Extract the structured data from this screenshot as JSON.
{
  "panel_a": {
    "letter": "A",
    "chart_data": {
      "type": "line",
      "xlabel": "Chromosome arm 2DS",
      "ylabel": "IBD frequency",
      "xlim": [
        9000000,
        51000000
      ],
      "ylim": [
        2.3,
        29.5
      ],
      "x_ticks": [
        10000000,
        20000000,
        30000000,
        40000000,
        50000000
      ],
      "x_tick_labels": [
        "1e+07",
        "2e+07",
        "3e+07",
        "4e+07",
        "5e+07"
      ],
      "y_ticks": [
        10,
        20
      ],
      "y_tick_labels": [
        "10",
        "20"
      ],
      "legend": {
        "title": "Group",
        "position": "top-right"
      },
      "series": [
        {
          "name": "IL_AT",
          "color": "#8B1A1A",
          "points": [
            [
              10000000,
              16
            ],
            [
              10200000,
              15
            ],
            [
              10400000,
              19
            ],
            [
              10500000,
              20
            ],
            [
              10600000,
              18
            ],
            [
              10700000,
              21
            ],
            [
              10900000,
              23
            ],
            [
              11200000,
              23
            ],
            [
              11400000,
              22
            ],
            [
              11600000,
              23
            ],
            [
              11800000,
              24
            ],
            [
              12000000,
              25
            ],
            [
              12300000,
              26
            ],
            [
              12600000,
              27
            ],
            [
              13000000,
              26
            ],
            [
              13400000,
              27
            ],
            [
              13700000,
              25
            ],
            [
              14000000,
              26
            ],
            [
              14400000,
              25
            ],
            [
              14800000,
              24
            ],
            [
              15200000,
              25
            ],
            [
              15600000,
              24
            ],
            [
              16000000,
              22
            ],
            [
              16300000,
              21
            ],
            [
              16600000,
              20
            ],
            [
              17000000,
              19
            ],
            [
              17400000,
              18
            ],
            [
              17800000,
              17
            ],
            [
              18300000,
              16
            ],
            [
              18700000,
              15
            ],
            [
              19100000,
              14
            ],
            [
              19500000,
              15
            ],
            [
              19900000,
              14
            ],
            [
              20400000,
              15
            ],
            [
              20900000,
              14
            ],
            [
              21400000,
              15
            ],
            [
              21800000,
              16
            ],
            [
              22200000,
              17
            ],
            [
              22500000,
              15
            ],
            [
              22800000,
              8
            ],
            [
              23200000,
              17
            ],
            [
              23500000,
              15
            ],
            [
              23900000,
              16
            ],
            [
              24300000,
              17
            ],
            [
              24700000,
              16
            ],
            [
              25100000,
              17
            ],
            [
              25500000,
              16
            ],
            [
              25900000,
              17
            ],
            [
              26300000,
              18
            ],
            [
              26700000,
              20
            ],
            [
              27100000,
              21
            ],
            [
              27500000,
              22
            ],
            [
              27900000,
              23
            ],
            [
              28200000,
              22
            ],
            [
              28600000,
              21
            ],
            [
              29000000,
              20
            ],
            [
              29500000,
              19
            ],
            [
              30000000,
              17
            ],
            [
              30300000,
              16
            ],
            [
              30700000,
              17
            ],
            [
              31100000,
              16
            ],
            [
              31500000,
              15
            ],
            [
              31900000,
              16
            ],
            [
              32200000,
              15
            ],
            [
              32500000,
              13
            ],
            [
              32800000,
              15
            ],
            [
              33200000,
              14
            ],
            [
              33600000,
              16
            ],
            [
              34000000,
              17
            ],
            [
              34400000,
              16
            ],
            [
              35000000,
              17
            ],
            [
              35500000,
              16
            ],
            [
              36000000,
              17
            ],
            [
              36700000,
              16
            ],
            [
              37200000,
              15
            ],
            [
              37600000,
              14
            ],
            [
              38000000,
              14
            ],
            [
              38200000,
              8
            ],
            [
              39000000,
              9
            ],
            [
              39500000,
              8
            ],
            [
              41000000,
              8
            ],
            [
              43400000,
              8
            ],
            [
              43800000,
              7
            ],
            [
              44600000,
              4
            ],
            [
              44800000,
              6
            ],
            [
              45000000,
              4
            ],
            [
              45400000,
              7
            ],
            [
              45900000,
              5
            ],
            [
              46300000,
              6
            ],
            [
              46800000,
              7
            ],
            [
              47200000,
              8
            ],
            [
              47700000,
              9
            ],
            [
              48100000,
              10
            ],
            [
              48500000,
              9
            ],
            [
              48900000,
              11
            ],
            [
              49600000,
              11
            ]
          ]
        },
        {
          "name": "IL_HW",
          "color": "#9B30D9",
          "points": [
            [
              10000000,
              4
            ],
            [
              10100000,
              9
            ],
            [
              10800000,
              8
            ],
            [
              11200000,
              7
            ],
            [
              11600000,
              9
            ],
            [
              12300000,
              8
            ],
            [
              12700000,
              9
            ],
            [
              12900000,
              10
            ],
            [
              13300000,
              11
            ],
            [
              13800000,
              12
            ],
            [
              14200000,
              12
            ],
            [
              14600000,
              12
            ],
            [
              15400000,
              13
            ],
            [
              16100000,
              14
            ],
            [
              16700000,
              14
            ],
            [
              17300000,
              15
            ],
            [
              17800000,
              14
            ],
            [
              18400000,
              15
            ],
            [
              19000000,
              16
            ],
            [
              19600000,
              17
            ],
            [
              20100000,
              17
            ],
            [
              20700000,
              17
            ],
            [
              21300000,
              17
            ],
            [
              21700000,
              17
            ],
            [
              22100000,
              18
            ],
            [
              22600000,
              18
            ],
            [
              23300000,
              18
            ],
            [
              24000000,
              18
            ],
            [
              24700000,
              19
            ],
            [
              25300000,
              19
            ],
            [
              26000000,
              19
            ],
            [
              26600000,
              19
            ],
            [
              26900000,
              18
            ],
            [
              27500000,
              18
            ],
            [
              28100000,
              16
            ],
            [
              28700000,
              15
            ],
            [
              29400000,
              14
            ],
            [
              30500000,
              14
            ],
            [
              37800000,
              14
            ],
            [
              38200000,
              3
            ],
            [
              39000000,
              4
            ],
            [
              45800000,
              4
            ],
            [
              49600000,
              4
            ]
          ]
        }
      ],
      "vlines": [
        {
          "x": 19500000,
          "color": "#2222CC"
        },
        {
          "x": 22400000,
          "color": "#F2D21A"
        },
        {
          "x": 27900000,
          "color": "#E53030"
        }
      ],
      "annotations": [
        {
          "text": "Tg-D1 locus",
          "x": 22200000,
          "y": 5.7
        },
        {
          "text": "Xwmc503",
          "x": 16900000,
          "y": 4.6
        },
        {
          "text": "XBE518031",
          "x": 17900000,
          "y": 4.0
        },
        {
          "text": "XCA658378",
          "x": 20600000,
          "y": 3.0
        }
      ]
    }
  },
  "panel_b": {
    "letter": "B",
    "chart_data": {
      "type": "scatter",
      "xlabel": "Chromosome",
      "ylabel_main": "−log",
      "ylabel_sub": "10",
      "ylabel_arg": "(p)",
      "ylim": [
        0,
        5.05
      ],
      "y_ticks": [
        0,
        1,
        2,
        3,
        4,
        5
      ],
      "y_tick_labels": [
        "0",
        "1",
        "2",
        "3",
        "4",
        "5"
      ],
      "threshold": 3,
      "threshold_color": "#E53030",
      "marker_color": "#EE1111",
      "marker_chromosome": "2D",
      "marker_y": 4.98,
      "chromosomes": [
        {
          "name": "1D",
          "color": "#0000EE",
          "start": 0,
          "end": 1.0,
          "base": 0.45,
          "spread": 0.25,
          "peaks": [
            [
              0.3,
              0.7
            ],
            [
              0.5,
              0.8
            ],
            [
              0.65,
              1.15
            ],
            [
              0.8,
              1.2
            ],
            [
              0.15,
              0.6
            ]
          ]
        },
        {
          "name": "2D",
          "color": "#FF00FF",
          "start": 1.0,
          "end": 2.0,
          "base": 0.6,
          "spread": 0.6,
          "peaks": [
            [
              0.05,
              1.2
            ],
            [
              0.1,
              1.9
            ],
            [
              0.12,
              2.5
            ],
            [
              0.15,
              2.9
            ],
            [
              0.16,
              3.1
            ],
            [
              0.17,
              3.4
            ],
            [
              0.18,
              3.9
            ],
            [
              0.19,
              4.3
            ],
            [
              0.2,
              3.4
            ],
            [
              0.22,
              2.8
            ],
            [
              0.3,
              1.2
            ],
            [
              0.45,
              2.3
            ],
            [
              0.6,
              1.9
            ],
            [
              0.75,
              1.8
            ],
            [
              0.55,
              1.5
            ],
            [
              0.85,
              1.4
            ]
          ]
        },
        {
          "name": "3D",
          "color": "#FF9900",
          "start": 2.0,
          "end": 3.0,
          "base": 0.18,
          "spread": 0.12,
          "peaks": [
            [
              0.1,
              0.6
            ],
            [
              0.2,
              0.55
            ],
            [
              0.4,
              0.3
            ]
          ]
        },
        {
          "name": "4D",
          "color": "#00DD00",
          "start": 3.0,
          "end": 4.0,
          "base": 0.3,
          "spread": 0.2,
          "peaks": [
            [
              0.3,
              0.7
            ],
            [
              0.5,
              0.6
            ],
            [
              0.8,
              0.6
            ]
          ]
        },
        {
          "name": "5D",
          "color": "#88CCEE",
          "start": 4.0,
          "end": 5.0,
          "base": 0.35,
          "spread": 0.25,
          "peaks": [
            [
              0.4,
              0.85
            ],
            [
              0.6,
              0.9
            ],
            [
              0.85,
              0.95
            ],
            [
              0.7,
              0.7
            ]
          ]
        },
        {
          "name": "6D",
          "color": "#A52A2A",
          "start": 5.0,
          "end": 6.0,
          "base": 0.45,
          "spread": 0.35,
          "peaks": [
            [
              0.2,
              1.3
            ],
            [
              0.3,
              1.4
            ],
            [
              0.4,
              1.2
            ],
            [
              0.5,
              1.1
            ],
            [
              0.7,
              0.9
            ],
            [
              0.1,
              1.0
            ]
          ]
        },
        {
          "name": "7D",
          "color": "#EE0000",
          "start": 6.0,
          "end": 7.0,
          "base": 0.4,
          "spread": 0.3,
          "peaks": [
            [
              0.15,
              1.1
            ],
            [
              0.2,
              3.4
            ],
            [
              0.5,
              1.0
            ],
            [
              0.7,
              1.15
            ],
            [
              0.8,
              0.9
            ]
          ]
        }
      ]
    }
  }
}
________________________________________
[To do]: Read the entries and pick out all lines that include the word "text".

[Finished answer]:
          "text": "Tg-D1 locus",
          "text": "Xwmc503",
          "text": "XBE518031",
          "text": "XCA658378",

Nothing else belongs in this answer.